— Begin —

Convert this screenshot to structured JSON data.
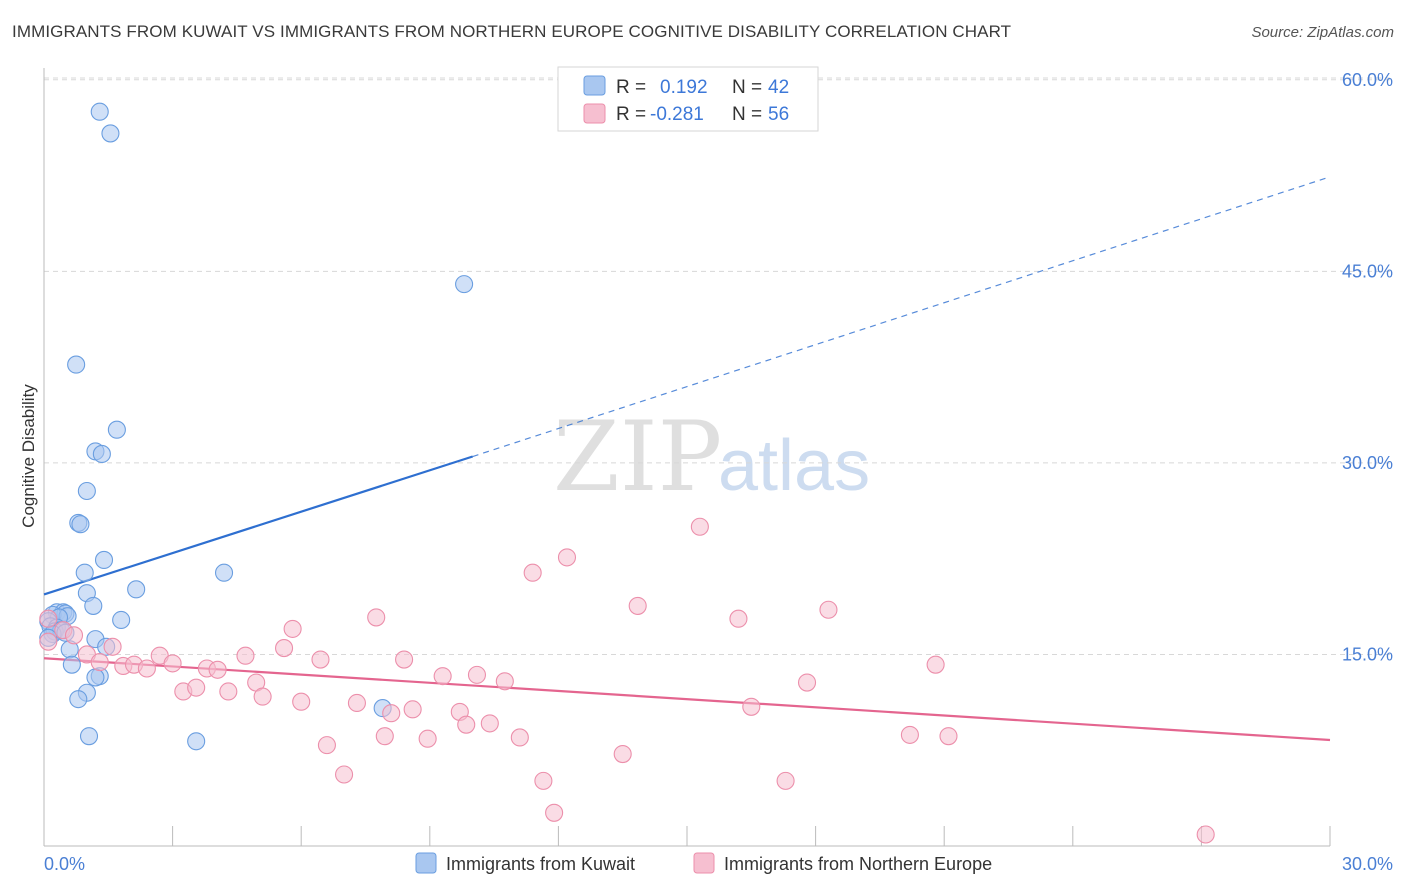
{
  "title": "IMMIGRANTS FROM KUWAIT VS IMMIGRANTS FROM NORTHERN EUROPE COGNITIVE DISABILITY CORRELATION CHART",
  "source": "Source: ZipAtlas.com",
  "watermark": {
    "zip": "ZIP",
    "atlas": "atlas"
  },
  "colors": {
    "blue_fill": "#a9c7f0",
    "blue_stroke": "#6a9ee0",
    "blue_line": "#2e6fd0",
    "pink_fill": "#f6bfd0",
    "pink_stroke": "#ec8fab",
    "pink_line": "#e4658f",
    "grid": "#d8d8d8",
    "tick_label": "#4a7fd4"
  },
  "legend_top": {
    "rows": [
      {
        "r_label": "R = ",
        "r_value": "0.192",
        "n_label": "N = ",
        "n_value": "42"
      },
      {
        "r_label": "R = ",
        "r_value": "-0.281",
        "n_label": "N = ",
        "n_value": "56"
      }
    ]
  },
  "legend_bottom": [
    "Immigrants from Kuwait",
    "Immigrants from Northern Europe"
  ],
  "chart_data": {
    "type": "scatter",
    "title": "IMMIGRANTS FROM KUWAIT VS IMMIGRANTS FROM NORTHERN EUROPE COGNITIVE DISABILITY CORRELATION CHART",
    "xlabel": "",
    "ylabel": "Cognitive Disability",
    "xlim": [
      0,
      30
    ],
    "ylim": [
      0,
      60
    ],
    "x_tick_labels": [
      "0.0%",
      "30.0%"
    ],
    "y_ticks": [
      15,
      30,
      45,
      60
    ],
    "y_tick_labels": [
      "15.0%",
      "30.0%",
      "45.0%",
      "60.0%"
    ],
    "grid": true,
    "series": [
      {
        "name": "Immigrants from Kuwait",
        "R": 0.192,
        "N": 42,
        "points": [
          [
            1.3,
            57.5
          ],
          [
            1.55,
            55.8
          ],
          [
            9.8,
            44.0
          ],
          [
            0.75,
            37.7
          ],
          [
            1.7,
            32.6
          ],
          [
            1.2,
            30.9
          ],
          [
            1.35,
            30.7
          ],
          [
            1.0,
            27.8
          ],
          [
            0.8,
            25.3
          ],
          [
            0.85,
            25.2
          ],
          [
            1.4,
            22.4
          ],
          [
            4.2,
            21.4
          ],
          [
            0.95,
            21.4
          ],
          [
            2.15,
            20.1
          ],
          [
            1.0,
            19.8
          ],
          [
            1.15,
            18.8
          ],
          [
            0.3,
            18.3
          ],
          [
            0.45,
            18.3
          ],
          [
            0.5,
            18.2
          ],
          [
            0.2,
            18.1
          ],
          [
            0.55,
            18.0
          ],
          [
            0.35,
            17.9
          ],
          [
            0.1,
            17.6
          ],
          [
            1.8,
            17.7
          ],
          [
            0.15,
            17.2
          ],
          [
            0.3,
            17.1
          ],
          [
            0.25,
            16.8
          ],
          [
            0.4,
            16.9
          ],
          [
            0.2,
            16.6
          ],
          [
            0.5,
            16.7
          ],
          [
            1.2,
            16.2
          ],
          [
            1.45,
            15.6
          ],
          [
            0.6,
            15.4
          ],
          [
            0.65,
            14.2
          ],
          [
            1.3,
            13.3
          ],
          [
            1.2,
            13.2
          ],
          [
            1.0,
            12.0
          ],
          [
            0.8,
            11.5
          ],
          [
            7.9,
            10.8
          ],
          [
            1.05,
            8.6
          ],
          [
            3.55,
            8.2
          ],
          [
            0.1,
            16.3
          ]
        ]
      },
      {
        "name": "Immigrants from Northern Europe",
        "R": -0.281,
        "N": 56,
        "points": [
          [
            0.1,
            17.8
          ],
          [
            0.45,
            16.9
          ],
          [
            0.7,
            16.5
          ],
          [
            1.0,
            15.0
          ],
          [
            1.3,
            14.4
          ],
          [
            1.6,
            15.6
          ],
          [
            1.85,
            14.1
          ],
          [
            2.1,
            14.2
          ],
          [
            2.4,
            13.9
          ],
          [
            2.7,
            14.9
          ],
          [
            3.0,
            14.3
          ],
          [
            3.25,
            12.1
          ],
          [
            3.55,
            12.4
          ],
          [
            3.8,
            13.9
          ],
          [
            4.05,
            13.8
          ],
          [
            4.3,
            12.1
          ],
          [
            4.7,
            14.9
          ],
          [
            4.95,
            12.8
          ],
          [
            5.1,
            11.7
          ],
          [
            5.6,
            15.5
          ],
          [
            5.8,
            17.0
          ],
          [
            6.0,
            11.3
          ],
          [
            6.45,
            14.6
          ],
          [
            6.6,
            7.9
          ],
          [
            7.0,
            5.6
          ],
          [
            7.3,
            11.2
          ],
          [
            7.75,
            17.9
          ],
          [
            7.95,
            8.6
          ],
          [
            8.1,
            10.4
          ],
          [
            8.4,
            14.6
          ],
          [
            8.6,
            10.7
          ],
          [
            8.95,
            8.4
          ],
          [
            9.3,
            13.3
          ],
          [
            9.7,
            10.5
          ],
          [
            9.85,
            9.5
          ],
          [
            10.1,
            13.4
          ],
          [
            10.4,
            9.6
          ],
          [
            10.75,
            12.9
          ],
          [
            11.1,
            8.5
          ],
          [
            11.4,
            21.4
          ],
          [
            11.65,
            5.1
          ],
          [
            11.9,
            2.6
          ],
          [
            12.2,
            22.6
          ],
          [
            13.5,
            7.2
          ],
          [
            13.85,
            18.8
          ],
          [
            15.3,
            25.0
          ],
          [
            16.2,
            17.8
          ],
          [
            16.5,
            10.9
          ],
          [
            17.3,
            5.1
          ],
          [
            17.8,
            12.8
          ],
          [
            18.3,
            18.5
          ],
          [
            20.2,
            8.7
          ],
          [
            20.8,
            14.2
          ],
          [
            21.1,
            8.6
          ],
          [
            27.1,
            0.9
          ],
          [
            0.1,
            16.0
          ]
        ]
      }
    ],
    "trend_lines": [
      {
        "series": "Immigrants from Kuwait",
        "x0": 0,
        "y0": 19.7,
        "x1": 10.0,
        "y1": 30.5,
        "dashed_to_x": 30,
        "dashed_to_y": 52.4
      },
      {
        "series": "Immigrants from Northern Europe",
        "x0": 0,
        "y0": 14.7,
        "x1": 30,
        "y1": 8.3
      }
    ]
  }
}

— End —

Short problem: Your job is to transcribe the entries above exactly; skip the pictures.

Solution for this problem:
Convert this screenshot to structured JSON data.
{
  "title": "IMMIGRANTS FROM KUWAIT VS IMMIGRANTS FROM NORTHERN EUROPE COGNITIVE DISABILITY CORRELATION CHART",
  "source": "Source: ZipAtlas.com",
  "watermark": {
    "zip": "ZIP",
    "atlas": "atlas"
  },
  "colors": {
    "blue_fill": "#a9c7f0",
    "blue_stroke": "#6a9ee0",
    "blue_line": "#2e6fd0",
    "pink_fill": "#f6bfd0",
    "pink_stroke": "#ec8fab",
    "pink_line": "#e4658f",
    "grid": "#d8d8d8",
    "tick_label": "#4a7fd4"
  },
  "legend_top": {
    "rows": [
      {
        "r_label": "R = ",
        "r_value": "0.192",
        "n_label": "N = ",
        "n_value": "42"
      },
      {
        "r_label": "R = ",
        "r_value": "-0.281",
        "n_label": "N = ",
        "n_value": "56"
      }
    ]
  },
  "legend_bottom": [
    "Immigrants from Kuwait",
    "Immigrants from Northern Europe"
  ],
  "chart_data": {
    "type": "scatter",
    "title": "IMMIGRANTS FROM KUWAIT VS IMMIGRANTS FROM NORTHERN EUROPE COGNITIVE DISABILITY CORRELATION CHART",
    "xlabel": "",
    "ylabel": "Cognitive Disability",
    "xlim": [
      0,
      30
    ],
    "ylim": [
      0,
      60
    ],
    "x_tick_labels": [
      "0.0%",
      "30.0%"
    ],
    "y_ticks": [
      15,
      30,
      45,
      60
    ],
    "y_tick_labels": [
      "15.0%",
      "30.0%",
      "45.0%",
      "60.0%"
    ],
    "grid": true,
    "series": [
      {
        "name": "Immigrants from Kuwait",
        "R": 0.192,
        "N": 42,
        "points": [
          [
            1.3,
            57.5
          ],
          [
            1.55,
            55.8
          ],
          [
            9.8,
            44.0
          ],
          [
            0.75,
            37.7
          ],
          [
            1.7,
            32.6
          ],
          [
            1.2,
            30.9
          ],
          [
            1.35,
            30.7
          ],
          [
            1.0,
            27.8
          ],
          [
            0.8,
            25.3
          ],
          [
            0.85,
            25.2
          ],
          [
            1.4,
            22.4
          ],
          [
            4.2,
            21.4
          ],
          [
            0.95,
            21.4
          ],
          [
            2.15,
            20.1
          ],
          [
            1.0,
            19.8
          ],
          [
            1.15,
            18.8
          ],
          [
            0.3,
            18.3
          ],
          [
            0.45,
            18.3
          ],
          [
            0.5,
            18.2
          ],
          [
            0.2,
            18.1
          ],
          [
            0.55,
            18.0
          ],
          [
            0.35,
            17.9
          ],
          [
            0.1,
            17.6
          ],
          [
            1.8,
            17.7
          ],
          [
            0.15,
            17.2
          ],
          [
            0.3,
            17.1
          ],
          [
            0.25,
            16.8
          ],
          [
            0.4,
            16.9
          ],
          [
            0.2,
            16.6
          ],
          [
            0.5,
            16.7
          ],
          [
            1.2,
            16.2
          ],
          [
            1.45,
            15.6
          ],
          [
            0.6,
            15.4
          ],
          [
            0.65,
            14.2
          ],
          [
            1.3,
            13.3
          ],
          [
            1.2,
            13.2
          ],
          [
            1.0,
            12.0
          ],
          [
            0.8,
            11.5
          ],
          [
            7.9,
            10.8
          ],
          [
            1.05,
            8.6
          ],
          [
            3.55,
            8.2
          ],
          [
            0.1,
            16.3
          ]
        ]
      },
      {
        "name": "Immigrants from Northern Europe",
        "R": -0.281,
        "N": 56,
        "points": [
          [
            0.1,
            17.8
          ],
          [
            0.45,
            16.9
          ],
          [
            0.7,
            16.5
          ],
          [
            1.0,
            15.0
          ],
          [
            1.3,
            14.4
          ],
          [
            1.6,
            15.6
          ],
          [
            1.85,
            14.1
          ],
          [
            2.1,
            14.2
          ],
          [
            2.4,
            13.9
          ],
          [
            2.7,
            14.9
          ],
          [
            3.0,
            14.3
          ],
          [
            3.25,
            12.1
          ],
          [
            3.55,
            12.4
          ],
          [
            3.8,
            13.9
          ],
          [
            4.05,
            13.8
          ],
          [
            4.3,
            12.1
          ],
          [
            4.7,
            14.9
          ],
          [
            4.95,
            12.8
          ],
          [
            5.1,
            11.7
          ],
          [
            5.6,
            15.5
          ],
          [
            5.8,
            17.0
          ],
          [
            6.0,
            11.3
          ],
          [
            6.45,
            14.6
          ],
          [
            6.6,
            7.9
          ],
          [
            7.0,
            5.6
          ],
          [
            7.3,
            11.2
          ],
          [
            7.75,
            17.9
          ],
          [
            7.95,
            8.6
          ],
          [
            8.1,
            10.4
          ],
          [
            8.4,
            14.6
          ],
          [
            8.6,
            10.7
          ],
          [
            8.95,
            8.4
          ],
          [
            9.3,
            13.3
          ],
          [
            9.7,
            10.5
          ],
          [
            9.85,
            9.5
          ],
          [
            10.1,
            13.4
          ],
          [
            10.4,
            9.6
          ],
          [
            10.75,
            12.9
          ],
          [
            11.1,
            8.5
          ],
          [
            11.4,
            21.4
          ],
          [
            11.65,
            5.1
          ],
          [
            11.9,
            2.6
          ],
          [
            12.2,
            22.6
          ],
          [
            13.5,
            7.2
          ],
          [
            13.85,
            18.8
          ],
          [
            15.3,
            25.0
          ],
          [
            16.2,
            17.8
          ],
          [
            16.5,
            10.9
          ],
          [
            17.3,
            5.1
          ],
          [
            17.8,
            12.8
          ],
          [
            18.3,
            18.5
          ],
          [
            20.2,
            8.7
          ],
          [
            20.8,
            14.2
          ],
          [
            21.1,
            8.6
          ],
          [
            27.1,
            0.9
          ],
          [
            0.1,
            16.0
          ]
        ]
      }
    ],
    "trend_lines": [
      {
        "series": "Immigrants from Kuwait",
        "x0": 0,
        "y0": 19.7,
        "x1": 10.0,
        "y1": 30.5,
        "dashed_to_x": 30,
        "dashed_to_y": 52.4
      },
      {
        "series": "Immigrants from Northern Europe",
        "x0": 0,
        "y0": 14.7,
        "x1": 30,
        "y1": 8.3
      }
    ]
  }
}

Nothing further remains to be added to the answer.